What you should do: Your copy of the material must match it exactly, except that pictures are dropped.

──────────────────────────────

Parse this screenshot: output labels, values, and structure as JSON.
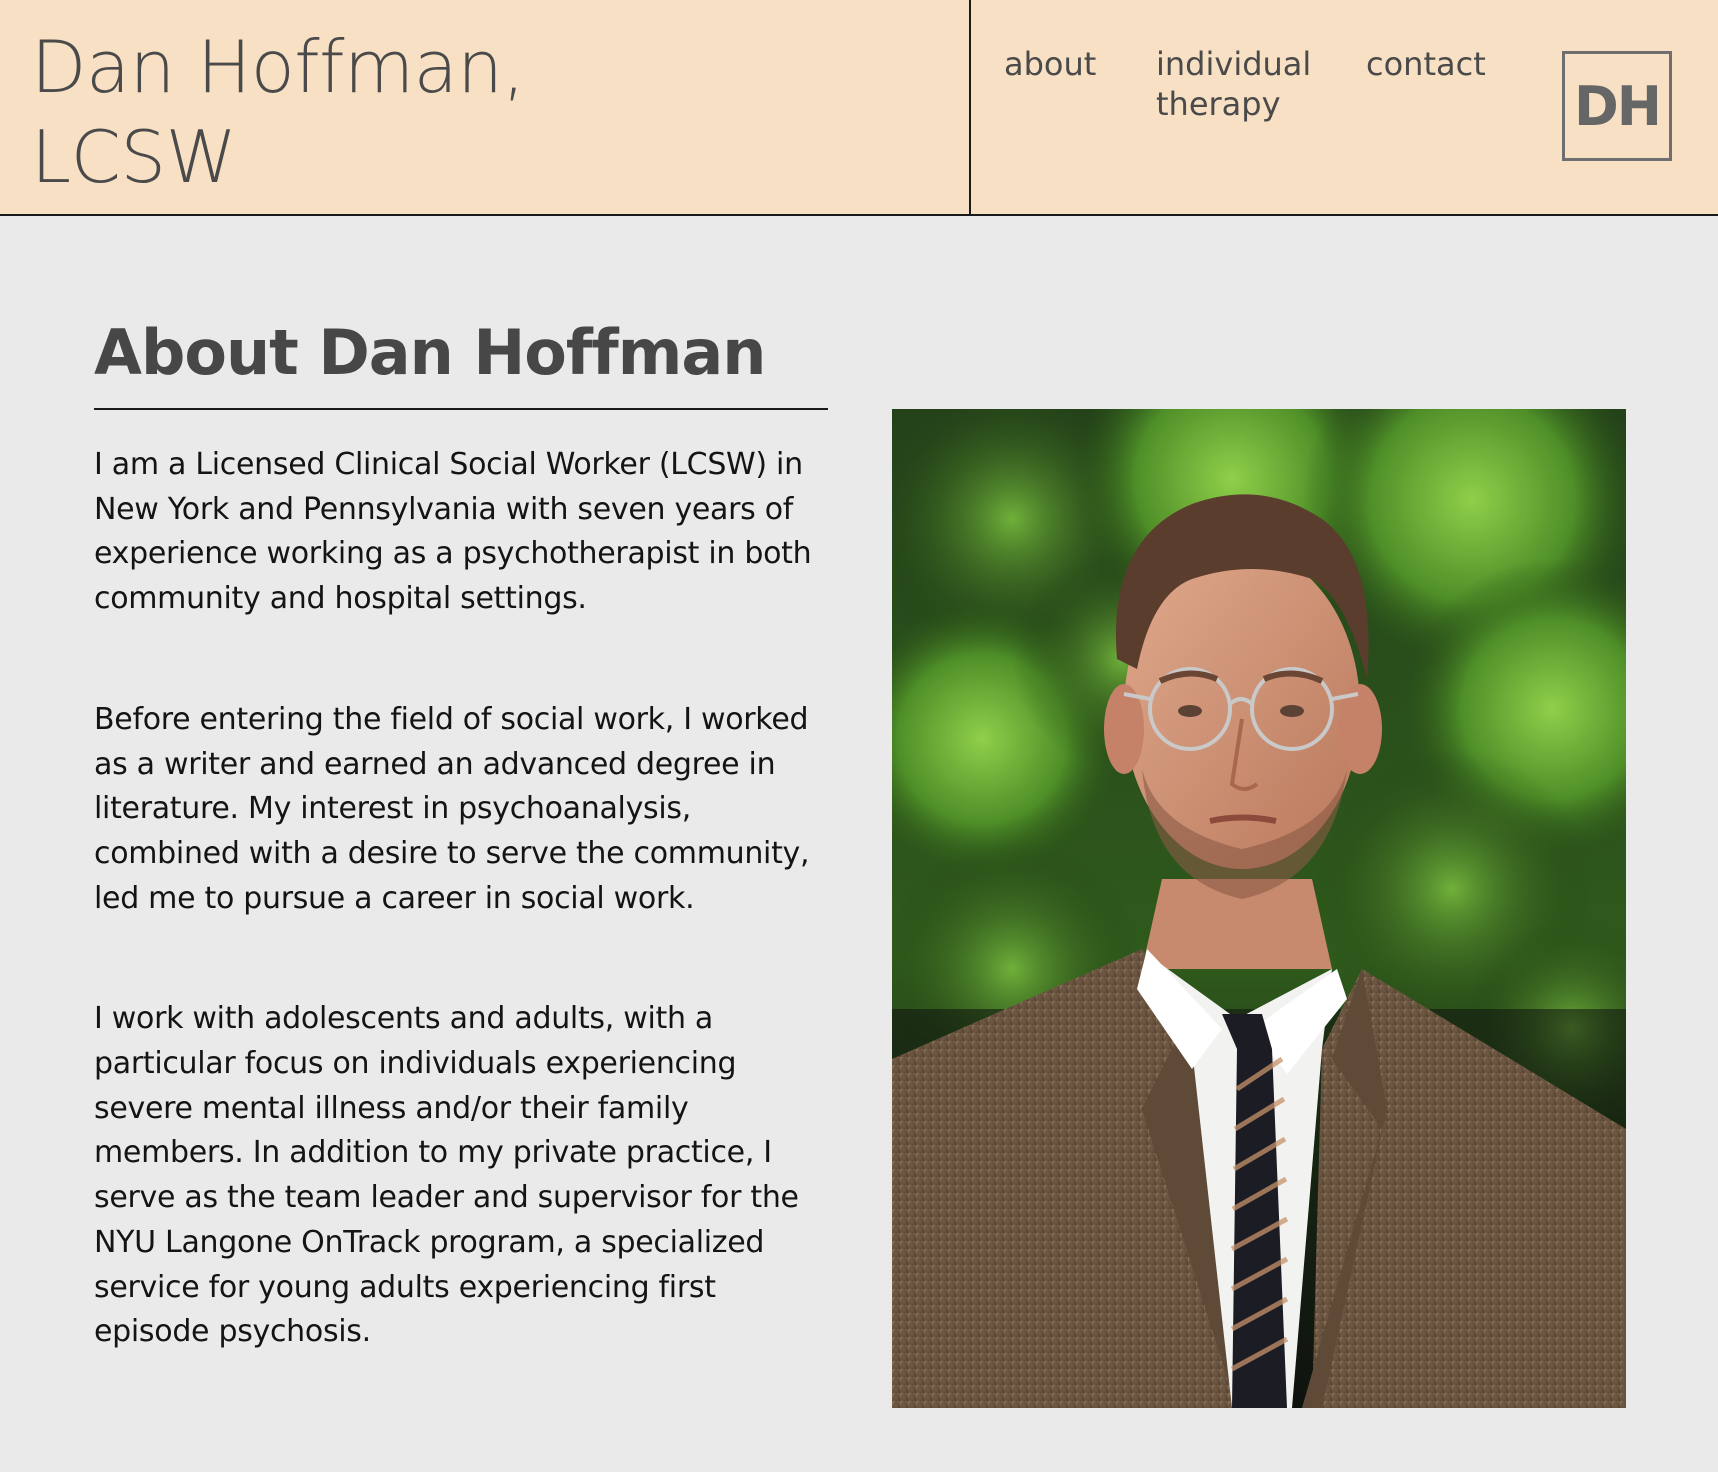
{
  "header": {
    "title_line1": "Dan Hoffman,",
    "title_line2": "LCSW",
    "nav": {
      "about": "about",
      "individual_therapy_line1": "individual",
      "individual_therapy_line2": "therapy",
      "contact": "contact"
    },
    "logo_text": "DH"
  },
  "main": {
    "heading": "About Dan Hoffman",
    "paragraphs": [
      "I am a Licensed Clinical Social Worker (LCSW) in New York and Pennsylvania with seven years of experience working as a psychotherapist in both community and hospital settings.",
      "Before entering the field of social work, I worked as a writer and earned an advanced degree in literature. My interest in psychoanalysis, combined with a desire to serve the community, led me to pursue a career in social work.",
      "I work with adolescents and adults, with a particular focus on individuals experiencing severe mental illness and/or their family members. In addition to my private practice, I serve as the team leader and supervisor for the NYU Langone OnTrack program, a specialized service for young adults experiencing first episode psychosis."
    ]
  },
  "colors": {
    "header_background": "#f8e0c4",
    "page_background": "#eaeaea",
    "text": "#141414",
    "muted_text": "#4a4a4a"
  }
}
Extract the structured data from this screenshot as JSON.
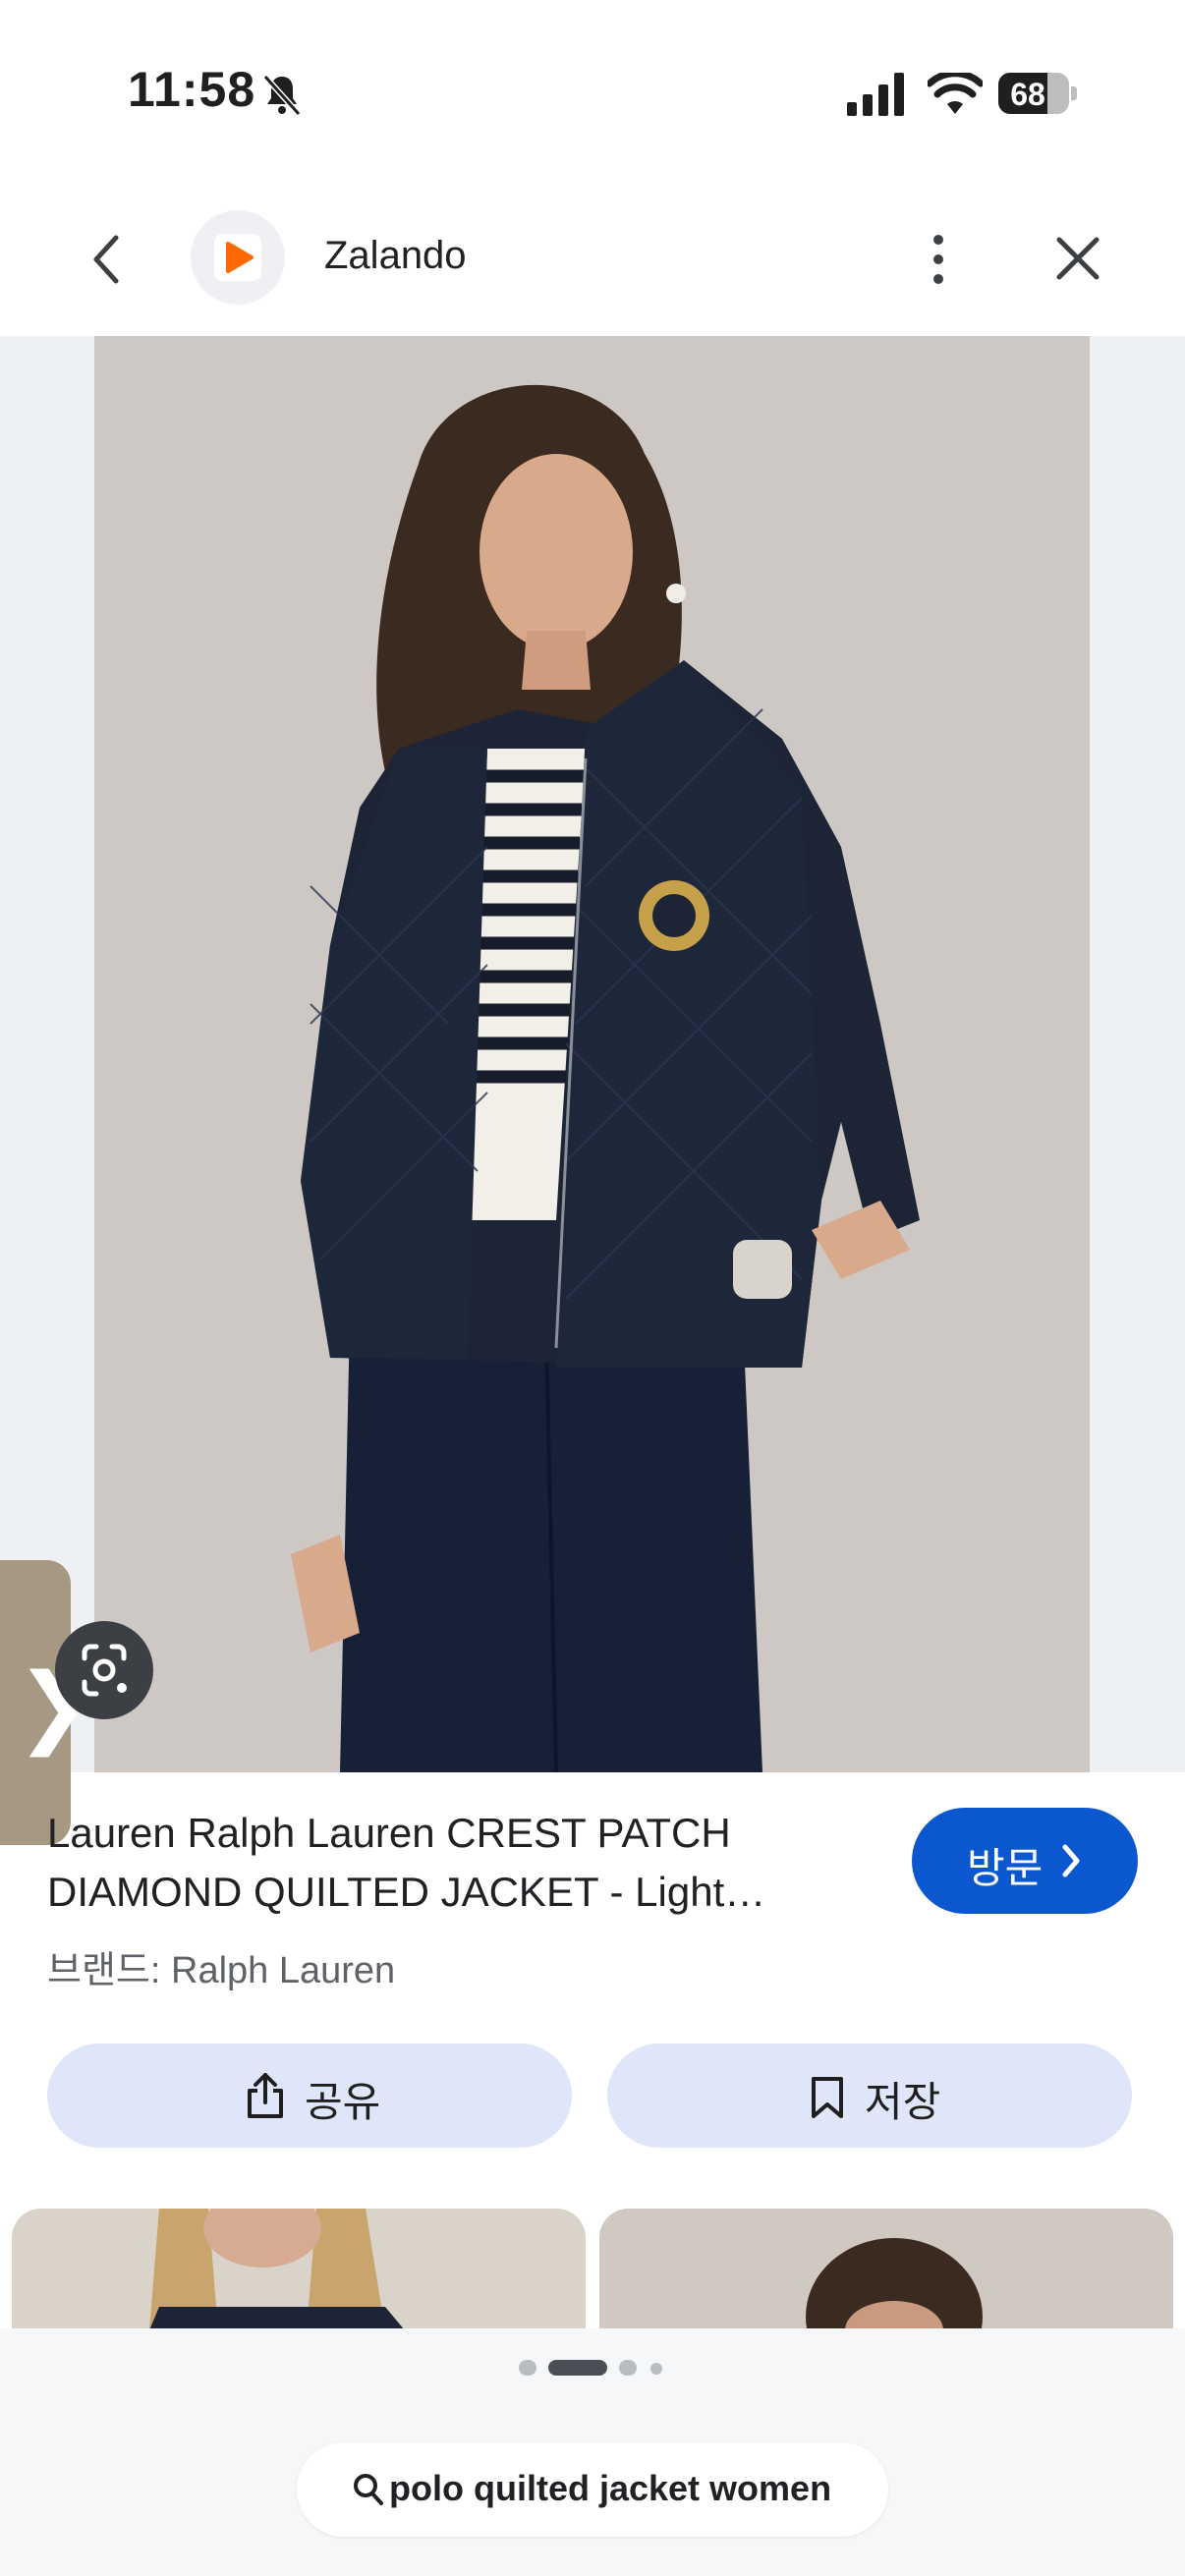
{
  "status_bar": {
    "time": "11:58",
    "battery": "68",
    "icons": [
      "bell-slash-icon",
      "signal-icon",
      "wifi-icon",
      "battery-icon"
    ]
  },
  "header": {
    "site_name": "Zalando",
    "icons": [
      "back-arrow-icon",
      "zalando-logo",
      "more-vert-icon",
      "close-icon"
    ]
  },
  "product": {
    "title_line1": "Lauren Ralph Lauren CREST PATCH",
    "title_line2": "DIAMOND QUILTED JACKET - Light…",
    "brand": "브랜드: Ralph Lauren",
    "visit_label": "방문"
  },
  "actions": {
    "share_label": "공유",
    "save_label": "저장"
  },
  "search": {
    "query": "polo quilted jacket women"
  },
  "pager": {
    "count": 4,
    "active_index": 1
  },
  "colors": {
    "accent": "#0b57d0",
    "pill_bg": "#dfe6f9",
    "handle": "#a79884",
    "jacket_navy": "#1c2436"
  }
}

──────────────────────────────

Task result:
Parse this screenshot: output labels, values, and structure as JSON.
{
  "header": {
    "title_line1": "Dan Hoffman,",
    "title_line2": "LCSW",
    "nav": {
      "about": "about",
      "individual_therapy_line1": "individual",
      "individual_therapy_line2": "therapy",
      "contact": "contact"
    },
    "logo_text": "DH"
  },
  "main": {
    "heading": "About Dan Hoffman",
    "paragraphs": [
      "I am a Licensed Clinical Social Worker (LCSW) in New York and Pennsylvania with seven years of experience working as a psychotherapist in both community and hospital settings.",
      "Before entering the field of social work, I worked as a writer and earned an advanced degree in literature. My interest in psychoanalysis, combined with a desire to serve the community, led me to pursue a career in social work.",
      "I work with adolescents and adults, with a particular focus on individuals experiencing severe mental illness and/or their family members. In addition to my private practice, I serve as the team leader and supervisor for the NYU Langone OnTrack program, a specialized service for young adults experiencing first episode psychosis."
    ]
  },
  "colors": {
    "header_background": "#f8e0c4",
    "page_background": "#eaeaea",
    "text": "#141414",
    "muted_text": "#4a4a4a"
  }
}
Extract the structured data from this screenshot as JSON.
{
  "status_bar": {
    "time": "11:58",
    "battery": "68",
    "icons": [
      "bell-slash-icon",
      "signal-icon",
      "wifi-icon",
      "battery-icon"
    ]
  },
  "header": {
    "site_name": "Zalando",
    "icons": [
      "back-arrow-icon",
      "zalando-logo",
      "more-vert-icon",
      "close-icon"
    ]
  },
  "product": {
    "title_line1": "Lauren Ralph Lauren CREST PATCH",
    "title_line2": "DIAMOND QUILTED JACKET - Light…",
    "brand": "브랜드: Ralph Lauren",
    "visit_label": "방문"
  },
  "actions": {
    "share_label": "공유",
    "save_label": "저장"
  },
  "search": {
    "query": "polo quilted jacket women"
  },
  "pager": {
    "count": 4,
    "active_index": 1
  },
  "colors": {
    "accent": "#0b57d0",
    "pill_bg": "#dfe6f9",
    "handle": "#a79884",
    "jacket_navy": "#1c2436"
  }
}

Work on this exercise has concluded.